:: Texto dado
Hace algunos días tuve la oportunidad de ver 'Utoya. 22 de julio', la película de Erik Poppe que narra los atentados de Noruega del verano de 2011. Primero fue una explosión contra varios edificios del Gobierno laborista en Oslo. Murieron ocho personas. Después fue una masacre a tiros en una isla del lago Tyrifjorden contra un campamento juvenil del Partido Laborista. Murieron 69 personas. La película de Poppe recrea la matanza de Utøya en un único plano secuencia subjetivo de 82 minutos. El trabajo de cámara es impecable. El guión es perverso pero no cae ni en el morbo ni en el sentimentalismo. El respeto a la memoria de las víctimas es en cualquier caso escrupuloso. Antes de dejarnos con el corazón en un puño, el director nos ofrece un contexto para los ataques: "el culpable era un noruego de 32 años de la extrema derecha".
El mismo día de los atentados, Anders Behring Breivik había publicado un manifiesto en el que llamaba a la guerra de "los pueblos nativos de Europa" contra "la invasión islámica" y contra "las élites culturales marxistas y multiculturalistas de Europa Occidental". Entre otras cosas, Breivik se lamenta de la fragmentación de la extrema derecha española y la invita a tomar el control político y militar. Es una lástima, dice, que España haya renunciado a su pasado de reconquista y reprocha a Zapatero que haya sucumbido a la inmigración masiva y a los musulmanes. En los días posteriores a los atentados, buena parte de la prensa atribuyó el comportamiento de Breivik a alguna clase de perturbación mental y pasó de puntillas sobre su motivación ideológica. Que los medios lo descalificaran como "lobo solitario" ayudaba muy poco a comprender el fermento del extremismo islamófobo que estaba a punto de florecer en los parlamentos de los países europeos.
::::
:: Materiales proporcionados
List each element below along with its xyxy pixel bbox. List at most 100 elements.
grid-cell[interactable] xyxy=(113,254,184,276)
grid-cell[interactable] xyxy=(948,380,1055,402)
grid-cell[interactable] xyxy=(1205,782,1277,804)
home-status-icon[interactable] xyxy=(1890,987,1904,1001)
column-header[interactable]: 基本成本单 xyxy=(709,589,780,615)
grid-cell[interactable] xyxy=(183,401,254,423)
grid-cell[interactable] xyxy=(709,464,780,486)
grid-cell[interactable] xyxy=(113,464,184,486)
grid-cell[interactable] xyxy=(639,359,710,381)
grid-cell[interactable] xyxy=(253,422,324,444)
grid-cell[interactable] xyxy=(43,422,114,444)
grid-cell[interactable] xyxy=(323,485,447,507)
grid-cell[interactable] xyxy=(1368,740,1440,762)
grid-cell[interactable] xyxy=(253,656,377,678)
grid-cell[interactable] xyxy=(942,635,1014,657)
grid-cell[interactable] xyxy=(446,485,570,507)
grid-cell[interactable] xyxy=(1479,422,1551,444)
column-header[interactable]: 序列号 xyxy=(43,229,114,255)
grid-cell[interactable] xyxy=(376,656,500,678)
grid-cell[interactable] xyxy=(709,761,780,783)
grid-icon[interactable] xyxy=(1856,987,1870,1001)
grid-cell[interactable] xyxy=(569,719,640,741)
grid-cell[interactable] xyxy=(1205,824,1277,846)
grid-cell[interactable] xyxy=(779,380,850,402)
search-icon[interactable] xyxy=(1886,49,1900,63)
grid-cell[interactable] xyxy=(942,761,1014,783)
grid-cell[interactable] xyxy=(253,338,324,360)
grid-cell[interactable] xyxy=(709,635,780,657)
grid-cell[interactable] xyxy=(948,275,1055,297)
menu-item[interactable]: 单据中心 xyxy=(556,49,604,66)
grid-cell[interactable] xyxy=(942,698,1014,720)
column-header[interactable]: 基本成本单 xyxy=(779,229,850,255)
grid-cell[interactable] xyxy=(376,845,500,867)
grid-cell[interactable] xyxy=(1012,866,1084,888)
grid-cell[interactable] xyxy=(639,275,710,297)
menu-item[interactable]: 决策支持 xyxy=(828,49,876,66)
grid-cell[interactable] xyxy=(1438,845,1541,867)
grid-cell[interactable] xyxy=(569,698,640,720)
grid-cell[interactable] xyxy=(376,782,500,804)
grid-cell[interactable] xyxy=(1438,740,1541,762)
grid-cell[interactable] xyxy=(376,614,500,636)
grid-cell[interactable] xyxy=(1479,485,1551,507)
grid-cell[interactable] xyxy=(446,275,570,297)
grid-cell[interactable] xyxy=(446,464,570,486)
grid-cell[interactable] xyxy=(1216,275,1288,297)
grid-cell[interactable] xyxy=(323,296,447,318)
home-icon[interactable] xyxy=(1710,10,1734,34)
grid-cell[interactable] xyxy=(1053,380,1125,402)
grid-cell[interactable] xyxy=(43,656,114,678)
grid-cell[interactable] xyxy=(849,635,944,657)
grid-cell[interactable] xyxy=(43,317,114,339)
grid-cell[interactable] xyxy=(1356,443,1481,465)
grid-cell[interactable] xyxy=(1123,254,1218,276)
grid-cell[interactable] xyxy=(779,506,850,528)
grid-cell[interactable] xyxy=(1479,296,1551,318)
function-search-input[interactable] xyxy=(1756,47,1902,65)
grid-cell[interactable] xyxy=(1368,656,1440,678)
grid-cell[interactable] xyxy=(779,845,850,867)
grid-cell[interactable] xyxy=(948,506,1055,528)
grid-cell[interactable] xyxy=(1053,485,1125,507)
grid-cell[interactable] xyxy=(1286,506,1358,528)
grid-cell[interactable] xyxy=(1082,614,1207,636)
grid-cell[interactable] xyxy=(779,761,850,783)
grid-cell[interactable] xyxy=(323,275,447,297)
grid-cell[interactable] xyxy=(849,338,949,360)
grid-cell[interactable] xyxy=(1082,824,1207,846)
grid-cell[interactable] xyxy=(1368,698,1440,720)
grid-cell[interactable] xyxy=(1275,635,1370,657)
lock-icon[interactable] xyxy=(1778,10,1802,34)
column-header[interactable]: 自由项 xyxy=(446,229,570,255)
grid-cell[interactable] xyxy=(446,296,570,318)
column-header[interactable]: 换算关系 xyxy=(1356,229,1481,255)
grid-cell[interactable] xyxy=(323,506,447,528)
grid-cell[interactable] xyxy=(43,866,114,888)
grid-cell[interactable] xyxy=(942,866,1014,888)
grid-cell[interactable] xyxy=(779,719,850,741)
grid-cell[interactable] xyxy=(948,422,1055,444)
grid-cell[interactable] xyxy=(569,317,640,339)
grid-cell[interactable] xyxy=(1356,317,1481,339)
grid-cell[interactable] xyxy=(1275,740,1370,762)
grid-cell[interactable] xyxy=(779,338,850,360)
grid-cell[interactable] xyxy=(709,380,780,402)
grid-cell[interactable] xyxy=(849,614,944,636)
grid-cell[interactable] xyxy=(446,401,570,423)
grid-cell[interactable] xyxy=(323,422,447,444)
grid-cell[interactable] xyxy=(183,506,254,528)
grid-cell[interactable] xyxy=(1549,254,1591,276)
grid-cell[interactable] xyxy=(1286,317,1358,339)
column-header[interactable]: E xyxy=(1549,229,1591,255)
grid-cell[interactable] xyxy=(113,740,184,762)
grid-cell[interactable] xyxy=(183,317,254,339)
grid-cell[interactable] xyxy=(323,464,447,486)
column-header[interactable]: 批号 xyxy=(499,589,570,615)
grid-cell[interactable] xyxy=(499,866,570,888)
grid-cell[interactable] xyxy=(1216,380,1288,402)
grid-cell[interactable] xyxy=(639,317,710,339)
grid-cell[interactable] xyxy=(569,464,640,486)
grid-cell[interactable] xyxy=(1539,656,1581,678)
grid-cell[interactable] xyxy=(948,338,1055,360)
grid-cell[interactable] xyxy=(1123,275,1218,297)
::::
__Requisitos__.
[A] Resume en menos palabras el párrafo del texto sobre la película que empieza con «El mismo día de los atentados» y conserva sus datos principales.
[B] Reproduce, por favor, las líneas de las filas desde el comienzo de las filas hasta la línea que contiene "grid-cell[interactable] xyxy=(942,761,1014,783)", ambas incluidas.
El texto y las filas no tienen relación entre sí.

__Respuestas dadas__.
[A] El día de los atentados, Anders Behring Breivik publicó un manifiesto que llamaba a la guerra de «los pueblos nativos de Europa» contra «la invasión islámica» y contra las élites marxistas y multiculturalistas de Europa Occidental. En él lamentaba la fragmentación de la extrema derecha española y la invitaba a tomar el control político y militar. También le parecía una lástima que España hubiera renunciado a su pasado de reconquista. Además, reprochaba a Zapatero que hubiera sucumbido a la inmigración masiva y a los musulmanes. Después de los atentados, gran parte de la prensa atribuyó su conducta a una perturbación mental y apenas trató su motivación ideológica. Al tacharlo de «lobo solitario», los medios ayudaron poco a comprender el extremismo islamófobo que estaba a punto de florecer en los parlamentos europeos.

[B]
List each element below along with its xyxy pixel bbox. List at most 100 elements.
grid-cell[interactable] xyxy=(113,254,184,276)
grid-cell[interactable] xyxy=(948,380,1055,402)
grid-cell[interactable] xyxy=(1205,782,1277,804)
home-status-icon[interactable] xyxy=(1890,987,1904,1001)
column-header[interactable]: 基本成本单 xyxy=(709,589,780,615)
grid-cell[interactable] xyxy=(183,401,254,423)
grid-cell[interactable] xyxy=(709,464,780,486)
grid-cell[interactable] xyxy=(113,464,184,486)
grid-cell[interactable] xyxy=(639,359,710,381)
grid-cell[interactable] xyxy=(253,422,324,444)
grid-cell[interactable] xyxy=(43,422,114,444)
grid-cell[interactable] xyxy=(323,485,447,507)
grid-cell[interactable] xyxy=(1368,740,1440,762)
grid-cell[interactable] xyxy=(253,656,377,678)
grid-cell[interactable] xyxy=(942,635,1014,657)
grid-cell[interactable] xyxy=(446,485,570,507)
grid-cell[interactable] xyxy=(1479,422,1551,444)
column-header[interactable]: 序列号 xyxy=(43,229,114,255)
grid-cell[interactable] xyxy=(376,656,500,678)
grid-cell[interactable] xyxy=(709,761,780,783)
grid-icon[interactable] xyxy=(1856,987,1870,1001)
grid-cell[interactable] xyxy=(569,719,640,741)
grid-cell[interactable] xyxy=(1205,824,1277,846)
grid-cell[interactable] xyxy=(779,380,850,402)
search-icon[interactable] xyxy=(1886,49,1900,63)
grid-cell[interactable] xyxy=(942,761,1014,783)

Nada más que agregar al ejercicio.